[Exercise description] Show every line where "view" occurs.

[Data items]
+-------+

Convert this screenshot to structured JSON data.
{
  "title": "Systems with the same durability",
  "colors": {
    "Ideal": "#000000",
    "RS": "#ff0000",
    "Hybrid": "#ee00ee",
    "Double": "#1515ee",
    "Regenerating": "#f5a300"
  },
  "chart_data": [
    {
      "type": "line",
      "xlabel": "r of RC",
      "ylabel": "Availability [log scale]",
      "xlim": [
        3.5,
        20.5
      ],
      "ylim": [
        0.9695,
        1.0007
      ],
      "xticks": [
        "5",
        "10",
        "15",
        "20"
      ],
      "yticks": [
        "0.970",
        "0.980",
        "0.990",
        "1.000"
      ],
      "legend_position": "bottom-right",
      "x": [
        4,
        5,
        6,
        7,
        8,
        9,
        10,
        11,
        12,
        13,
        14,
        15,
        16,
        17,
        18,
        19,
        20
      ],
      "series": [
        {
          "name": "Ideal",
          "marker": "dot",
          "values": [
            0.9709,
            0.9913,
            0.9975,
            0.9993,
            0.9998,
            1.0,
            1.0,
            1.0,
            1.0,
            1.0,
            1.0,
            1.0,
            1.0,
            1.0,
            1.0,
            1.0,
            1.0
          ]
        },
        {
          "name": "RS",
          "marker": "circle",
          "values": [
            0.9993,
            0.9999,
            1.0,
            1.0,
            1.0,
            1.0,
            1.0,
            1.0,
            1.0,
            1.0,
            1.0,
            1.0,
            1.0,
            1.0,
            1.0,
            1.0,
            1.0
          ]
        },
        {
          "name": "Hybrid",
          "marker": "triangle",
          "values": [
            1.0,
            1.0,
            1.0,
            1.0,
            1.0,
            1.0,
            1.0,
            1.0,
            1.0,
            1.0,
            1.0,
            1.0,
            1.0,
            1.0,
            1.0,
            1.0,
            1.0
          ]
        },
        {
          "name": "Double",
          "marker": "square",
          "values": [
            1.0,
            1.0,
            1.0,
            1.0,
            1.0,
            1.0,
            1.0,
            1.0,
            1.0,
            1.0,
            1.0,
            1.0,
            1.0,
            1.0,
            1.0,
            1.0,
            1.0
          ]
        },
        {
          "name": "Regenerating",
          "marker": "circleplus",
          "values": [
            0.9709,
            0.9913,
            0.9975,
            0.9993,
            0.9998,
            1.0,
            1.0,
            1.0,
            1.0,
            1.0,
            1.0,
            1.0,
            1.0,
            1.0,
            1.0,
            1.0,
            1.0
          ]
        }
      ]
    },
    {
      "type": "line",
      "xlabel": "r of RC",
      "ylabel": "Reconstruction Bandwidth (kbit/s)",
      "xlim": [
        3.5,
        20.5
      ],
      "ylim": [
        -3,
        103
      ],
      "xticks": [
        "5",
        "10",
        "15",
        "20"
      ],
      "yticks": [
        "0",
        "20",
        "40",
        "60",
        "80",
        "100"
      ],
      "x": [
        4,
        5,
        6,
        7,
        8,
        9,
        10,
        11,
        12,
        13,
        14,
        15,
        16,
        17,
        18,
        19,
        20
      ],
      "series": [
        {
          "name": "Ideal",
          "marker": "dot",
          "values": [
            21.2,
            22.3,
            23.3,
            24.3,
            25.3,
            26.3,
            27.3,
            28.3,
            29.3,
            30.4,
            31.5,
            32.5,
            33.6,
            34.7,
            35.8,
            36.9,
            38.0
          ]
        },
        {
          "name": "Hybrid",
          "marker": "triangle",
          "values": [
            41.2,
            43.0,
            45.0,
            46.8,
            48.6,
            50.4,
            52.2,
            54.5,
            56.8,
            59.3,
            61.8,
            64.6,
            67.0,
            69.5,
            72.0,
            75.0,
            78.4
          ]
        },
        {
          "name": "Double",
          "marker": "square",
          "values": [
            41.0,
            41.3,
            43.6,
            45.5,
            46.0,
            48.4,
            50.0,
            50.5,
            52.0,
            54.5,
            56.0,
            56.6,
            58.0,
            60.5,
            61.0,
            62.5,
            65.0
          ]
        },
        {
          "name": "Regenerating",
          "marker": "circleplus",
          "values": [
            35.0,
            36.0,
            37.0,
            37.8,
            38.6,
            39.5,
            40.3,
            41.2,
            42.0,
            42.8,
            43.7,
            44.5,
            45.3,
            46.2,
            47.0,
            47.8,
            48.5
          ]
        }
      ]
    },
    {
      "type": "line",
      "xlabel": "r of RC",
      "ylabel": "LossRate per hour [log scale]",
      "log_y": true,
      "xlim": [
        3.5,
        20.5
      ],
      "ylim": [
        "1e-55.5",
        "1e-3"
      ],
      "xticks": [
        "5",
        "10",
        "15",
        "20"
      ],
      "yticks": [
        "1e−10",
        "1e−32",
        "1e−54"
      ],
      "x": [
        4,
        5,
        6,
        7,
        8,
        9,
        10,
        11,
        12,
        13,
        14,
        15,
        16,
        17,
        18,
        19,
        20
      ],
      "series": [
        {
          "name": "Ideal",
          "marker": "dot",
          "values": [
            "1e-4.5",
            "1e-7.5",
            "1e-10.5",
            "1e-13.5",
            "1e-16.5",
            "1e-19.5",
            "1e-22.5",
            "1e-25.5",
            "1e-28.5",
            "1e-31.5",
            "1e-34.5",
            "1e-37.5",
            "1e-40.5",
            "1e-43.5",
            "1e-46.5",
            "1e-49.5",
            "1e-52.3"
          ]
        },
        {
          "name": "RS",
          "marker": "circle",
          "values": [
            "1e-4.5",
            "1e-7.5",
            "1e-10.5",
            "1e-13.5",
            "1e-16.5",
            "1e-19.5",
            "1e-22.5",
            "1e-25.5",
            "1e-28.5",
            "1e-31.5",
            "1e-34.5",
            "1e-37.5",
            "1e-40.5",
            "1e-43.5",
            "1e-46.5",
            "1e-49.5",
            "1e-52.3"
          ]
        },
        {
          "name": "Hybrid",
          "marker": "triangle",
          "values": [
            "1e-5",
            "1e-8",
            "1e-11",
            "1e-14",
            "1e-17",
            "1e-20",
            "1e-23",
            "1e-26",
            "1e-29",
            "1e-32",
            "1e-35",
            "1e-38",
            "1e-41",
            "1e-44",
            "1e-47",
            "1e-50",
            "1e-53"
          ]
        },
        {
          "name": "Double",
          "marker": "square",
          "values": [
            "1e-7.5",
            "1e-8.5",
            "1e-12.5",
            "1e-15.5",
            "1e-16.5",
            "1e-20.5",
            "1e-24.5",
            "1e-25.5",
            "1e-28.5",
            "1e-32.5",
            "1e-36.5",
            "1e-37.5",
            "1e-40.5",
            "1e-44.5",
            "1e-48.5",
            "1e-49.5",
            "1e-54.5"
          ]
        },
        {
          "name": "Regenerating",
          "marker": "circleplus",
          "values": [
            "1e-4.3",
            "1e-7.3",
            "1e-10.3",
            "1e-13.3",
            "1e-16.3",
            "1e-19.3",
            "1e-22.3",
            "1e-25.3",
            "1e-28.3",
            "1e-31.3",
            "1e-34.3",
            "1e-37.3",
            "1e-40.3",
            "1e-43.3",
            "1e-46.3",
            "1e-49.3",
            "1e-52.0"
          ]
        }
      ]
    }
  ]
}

+-------+

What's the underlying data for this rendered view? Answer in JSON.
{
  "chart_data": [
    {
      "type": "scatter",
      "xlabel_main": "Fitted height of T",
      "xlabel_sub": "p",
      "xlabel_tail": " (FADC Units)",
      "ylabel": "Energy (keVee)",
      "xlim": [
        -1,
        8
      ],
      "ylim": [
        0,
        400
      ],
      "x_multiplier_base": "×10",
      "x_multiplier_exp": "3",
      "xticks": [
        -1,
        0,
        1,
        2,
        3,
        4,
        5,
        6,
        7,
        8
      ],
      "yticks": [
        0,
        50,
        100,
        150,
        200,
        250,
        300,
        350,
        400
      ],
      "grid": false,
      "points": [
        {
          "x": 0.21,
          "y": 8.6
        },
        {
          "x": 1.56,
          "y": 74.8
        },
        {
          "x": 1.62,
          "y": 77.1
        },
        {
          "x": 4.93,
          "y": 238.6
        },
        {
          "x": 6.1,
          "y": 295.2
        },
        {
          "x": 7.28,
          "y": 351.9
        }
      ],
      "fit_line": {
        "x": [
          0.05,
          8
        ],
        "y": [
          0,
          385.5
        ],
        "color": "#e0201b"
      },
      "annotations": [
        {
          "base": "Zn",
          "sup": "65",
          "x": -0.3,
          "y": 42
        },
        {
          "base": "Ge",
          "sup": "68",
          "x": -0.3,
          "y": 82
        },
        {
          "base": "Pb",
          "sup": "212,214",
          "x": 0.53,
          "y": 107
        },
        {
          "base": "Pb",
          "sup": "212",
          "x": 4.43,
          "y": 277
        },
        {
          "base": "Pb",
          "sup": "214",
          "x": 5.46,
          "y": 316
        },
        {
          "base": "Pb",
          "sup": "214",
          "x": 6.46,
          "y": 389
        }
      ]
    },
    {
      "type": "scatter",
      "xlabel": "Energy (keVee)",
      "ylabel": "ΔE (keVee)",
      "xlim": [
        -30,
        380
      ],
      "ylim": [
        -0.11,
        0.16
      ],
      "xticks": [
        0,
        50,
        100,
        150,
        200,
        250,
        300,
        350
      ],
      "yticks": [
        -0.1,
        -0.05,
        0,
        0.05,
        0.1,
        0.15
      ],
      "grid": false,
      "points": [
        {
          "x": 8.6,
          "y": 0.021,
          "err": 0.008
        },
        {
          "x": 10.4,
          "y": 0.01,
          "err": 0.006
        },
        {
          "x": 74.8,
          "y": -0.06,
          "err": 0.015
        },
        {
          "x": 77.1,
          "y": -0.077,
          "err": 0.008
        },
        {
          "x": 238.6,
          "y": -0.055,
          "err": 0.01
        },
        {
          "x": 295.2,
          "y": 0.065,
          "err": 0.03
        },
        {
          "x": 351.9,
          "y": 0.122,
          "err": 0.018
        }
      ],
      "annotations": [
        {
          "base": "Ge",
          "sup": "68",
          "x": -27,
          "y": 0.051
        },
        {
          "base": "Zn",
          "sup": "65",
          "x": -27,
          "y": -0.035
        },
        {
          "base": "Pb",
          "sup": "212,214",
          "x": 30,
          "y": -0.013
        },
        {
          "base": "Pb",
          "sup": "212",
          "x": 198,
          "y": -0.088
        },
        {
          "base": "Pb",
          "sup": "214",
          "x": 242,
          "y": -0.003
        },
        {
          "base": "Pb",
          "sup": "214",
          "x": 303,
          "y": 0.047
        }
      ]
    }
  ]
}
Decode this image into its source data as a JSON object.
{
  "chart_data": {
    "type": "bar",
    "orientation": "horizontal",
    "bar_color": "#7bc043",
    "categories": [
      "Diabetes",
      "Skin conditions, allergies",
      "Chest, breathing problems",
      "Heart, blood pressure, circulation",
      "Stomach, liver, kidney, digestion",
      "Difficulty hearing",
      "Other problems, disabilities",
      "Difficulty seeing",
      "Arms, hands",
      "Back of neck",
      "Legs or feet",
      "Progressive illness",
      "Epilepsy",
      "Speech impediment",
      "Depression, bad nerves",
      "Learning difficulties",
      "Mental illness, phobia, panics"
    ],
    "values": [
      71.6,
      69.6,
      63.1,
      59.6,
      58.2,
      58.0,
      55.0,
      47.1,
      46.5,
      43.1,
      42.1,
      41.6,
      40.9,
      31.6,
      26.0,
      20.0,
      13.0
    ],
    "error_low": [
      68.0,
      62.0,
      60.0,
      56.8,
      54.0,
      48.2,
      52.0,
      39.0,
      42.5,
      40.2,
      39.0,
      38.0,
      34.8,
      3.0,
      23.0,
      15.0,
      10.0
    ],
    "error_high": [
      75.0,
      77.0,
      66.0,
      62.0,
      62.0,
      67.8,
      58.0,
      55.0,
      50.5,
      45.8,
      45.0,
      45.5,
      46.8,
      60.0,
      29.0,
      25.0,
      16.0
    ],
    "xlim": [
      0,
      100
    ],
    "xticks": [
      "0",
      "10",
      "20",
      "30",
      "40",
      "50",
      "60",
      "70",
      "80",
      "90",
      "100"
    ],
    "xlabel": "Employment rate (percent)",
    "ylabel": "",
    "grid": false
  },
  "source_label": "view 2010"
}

+-------+

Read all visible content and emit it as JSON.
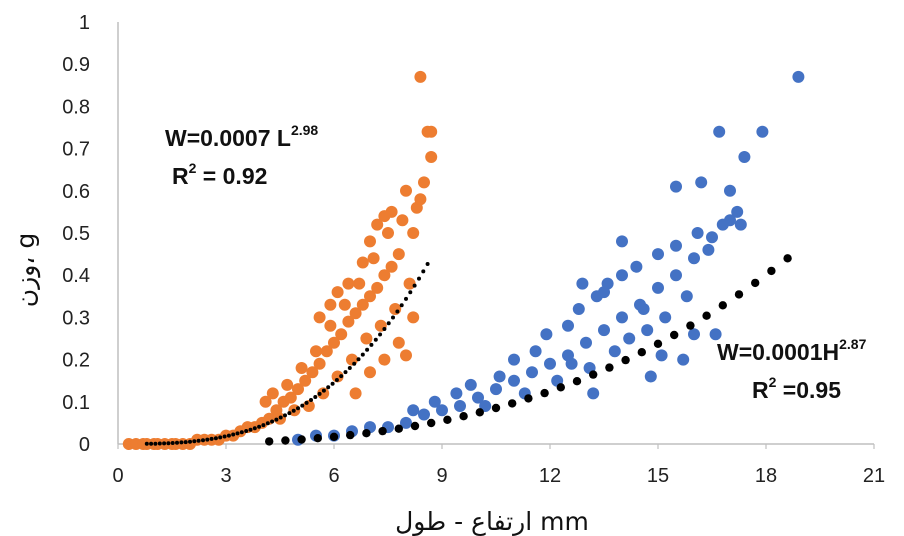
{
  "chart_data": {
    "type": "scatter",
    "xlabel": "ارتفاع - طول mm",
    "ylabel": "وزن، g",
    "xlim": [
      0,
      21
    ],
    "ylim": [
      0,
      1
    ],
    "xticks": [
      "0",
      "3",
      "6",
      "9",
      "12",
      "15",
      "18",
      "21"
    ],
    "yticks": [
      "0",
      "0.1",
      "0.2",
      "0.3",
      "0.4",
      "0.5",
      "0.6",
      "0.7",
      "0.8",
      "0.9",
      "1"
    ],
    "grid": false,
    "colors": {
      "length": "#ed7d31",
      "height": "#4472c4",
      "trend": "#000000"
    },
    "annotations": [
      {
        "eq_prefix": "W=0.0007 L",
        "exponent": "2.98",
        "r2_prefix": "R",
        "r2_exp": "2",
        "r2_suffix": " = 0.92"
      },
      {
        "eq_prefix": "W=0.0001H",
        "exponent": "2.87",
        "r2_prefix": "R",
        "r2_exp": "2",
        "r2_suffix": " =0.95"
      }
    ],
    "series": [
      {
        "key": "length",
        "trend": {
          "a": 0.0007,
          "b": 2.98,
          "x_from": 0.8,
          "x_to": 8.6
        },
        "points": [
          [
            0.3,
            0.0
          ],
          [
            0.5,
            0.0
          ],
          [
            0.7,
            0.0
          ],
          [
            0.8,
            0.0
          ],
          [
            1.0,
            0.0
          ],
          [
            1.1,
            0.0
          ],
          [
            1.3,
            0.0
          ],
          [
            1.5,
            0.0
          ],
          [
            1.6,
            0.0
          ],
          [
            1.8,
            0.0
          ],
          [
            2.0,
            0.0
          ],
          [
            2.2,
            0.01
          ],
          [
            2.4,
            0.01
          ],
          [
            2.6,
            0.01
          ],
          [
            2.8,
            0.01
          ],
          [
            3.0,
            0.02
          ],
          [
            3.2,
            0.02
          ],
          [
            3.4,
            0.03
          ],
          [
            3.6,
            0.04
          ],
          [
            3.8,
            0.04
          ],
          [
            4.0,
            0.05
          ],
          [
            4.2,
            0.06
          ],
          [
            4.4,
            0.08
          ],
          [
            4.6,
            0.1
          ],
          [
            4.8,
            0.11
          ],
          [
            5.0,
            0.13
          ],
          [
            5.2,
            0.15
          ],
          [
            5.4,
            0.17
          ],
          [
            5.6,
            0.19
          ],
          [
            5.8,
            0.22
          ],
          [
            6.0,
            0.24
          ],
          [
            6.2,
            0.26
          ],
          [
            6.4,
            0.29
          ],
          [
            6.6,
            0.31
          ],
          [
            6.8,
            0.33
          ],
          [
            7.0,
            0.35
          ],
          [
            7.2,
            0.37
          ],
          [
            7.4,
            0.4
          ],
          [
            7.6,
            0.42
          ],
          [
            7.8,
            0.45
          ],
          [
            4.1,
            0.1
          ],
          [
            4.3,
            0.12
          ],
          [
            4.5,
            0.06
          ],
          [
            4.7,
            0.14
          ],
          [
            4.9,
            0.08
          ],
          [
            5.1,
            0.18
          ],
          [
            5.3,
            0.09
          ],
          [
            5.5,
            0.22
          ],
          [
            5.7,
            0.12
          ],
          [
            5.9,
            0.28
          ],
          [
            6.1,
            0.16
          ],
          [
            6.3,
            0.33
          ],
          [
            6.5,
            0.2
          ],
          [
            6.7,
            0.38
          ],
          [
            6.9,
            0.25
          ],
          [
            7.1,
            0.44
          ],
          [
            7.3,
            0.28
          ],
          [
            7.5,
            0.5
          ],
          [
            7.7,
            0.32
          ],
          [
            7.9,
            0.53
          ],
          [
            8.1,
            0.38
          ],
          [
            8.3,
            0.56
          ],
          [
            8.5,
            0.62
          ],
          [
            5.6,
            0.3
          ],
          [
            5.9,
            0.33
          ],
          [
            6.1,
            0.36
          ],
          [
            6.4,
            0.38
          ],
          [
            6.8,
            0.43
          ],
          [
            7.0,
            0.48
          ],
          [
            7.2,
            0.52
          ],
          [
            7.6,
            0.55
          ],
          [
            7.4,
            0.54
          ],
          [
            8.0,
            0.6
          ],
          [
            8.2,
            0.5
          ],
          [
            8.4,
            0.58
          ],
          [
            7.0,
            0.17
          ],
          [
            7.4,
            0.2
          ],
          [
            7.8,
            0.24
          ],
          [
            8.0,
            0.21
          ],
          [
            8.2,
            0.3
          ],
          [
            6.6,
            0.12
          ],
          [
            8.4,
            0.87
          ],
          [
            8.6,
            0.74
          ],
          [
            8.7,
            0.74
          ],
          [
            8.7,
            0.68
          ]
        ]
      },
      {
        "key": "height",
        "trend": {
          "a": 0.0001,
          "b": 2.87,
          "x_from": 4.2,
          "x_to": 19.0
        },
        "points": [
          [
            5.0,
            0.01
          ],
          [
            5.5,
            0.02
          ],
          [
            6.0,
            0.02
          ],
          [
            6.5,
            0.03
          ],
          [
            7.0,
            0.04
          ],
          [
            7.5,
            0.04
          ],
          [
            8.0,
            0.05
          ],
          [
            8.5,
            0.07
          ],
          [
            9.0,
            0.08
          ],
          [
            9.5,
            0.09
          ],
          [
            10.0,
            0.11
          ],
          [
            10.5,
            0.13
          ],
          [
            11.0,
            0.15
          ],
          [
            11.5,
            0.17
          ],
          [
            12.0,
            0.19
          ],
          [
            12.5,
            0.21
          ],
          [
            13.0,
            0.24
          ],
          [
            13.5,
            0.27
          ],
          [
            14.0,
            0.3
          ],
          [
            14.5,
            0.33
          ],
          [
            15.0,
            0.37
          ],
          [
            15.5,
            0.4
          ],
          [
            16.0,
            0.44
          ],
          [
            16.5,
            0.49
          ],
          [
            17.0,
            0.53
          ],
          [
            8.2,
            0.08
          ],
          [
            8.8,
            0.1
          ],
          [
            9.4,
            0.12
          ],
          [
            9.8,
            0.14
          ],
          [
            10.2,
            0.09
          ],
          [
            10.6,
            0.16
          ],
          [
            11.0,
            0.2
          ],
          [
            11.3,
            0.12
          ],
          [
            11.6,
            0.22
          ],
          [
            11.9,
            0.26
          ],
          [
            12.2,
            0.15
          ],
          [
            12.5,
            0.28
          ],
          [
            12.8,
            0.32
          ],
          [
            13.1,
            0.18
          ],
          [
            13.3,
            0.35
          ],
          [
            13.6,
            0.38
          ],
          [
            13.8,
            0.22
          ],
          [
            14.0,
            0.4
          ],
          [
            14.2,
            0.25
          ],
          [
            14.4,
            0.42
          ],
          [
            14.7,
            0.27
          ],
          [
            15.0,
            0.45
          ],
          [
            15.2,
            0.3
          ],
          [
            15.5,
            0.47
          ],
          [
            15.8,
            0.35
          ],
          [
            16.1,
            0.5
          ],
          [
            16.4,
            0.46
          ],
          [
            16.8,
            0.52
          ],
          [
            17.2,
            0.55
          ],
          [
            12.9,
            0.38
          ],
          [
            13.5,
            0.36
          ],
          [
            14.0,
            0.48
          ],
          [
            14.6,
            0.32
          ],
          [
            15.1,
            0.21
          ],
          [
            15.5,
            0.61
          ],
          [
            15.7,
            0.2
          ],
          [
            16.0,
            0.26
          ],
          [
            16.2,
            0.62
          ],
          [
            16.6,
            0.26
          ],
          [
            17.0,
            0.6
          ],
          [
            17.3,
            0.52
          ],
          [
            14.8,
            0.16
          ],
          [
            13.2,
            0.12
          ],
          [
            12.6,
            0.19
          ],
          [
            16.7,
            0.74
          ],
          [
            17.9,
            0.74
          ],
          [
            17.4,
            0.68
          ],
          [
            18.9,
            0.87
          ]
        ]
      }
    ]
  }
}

+-------+

[Written solution]
What's the underlying data for this rendered view? Answer in JSON.
  "source_label": "view 2010"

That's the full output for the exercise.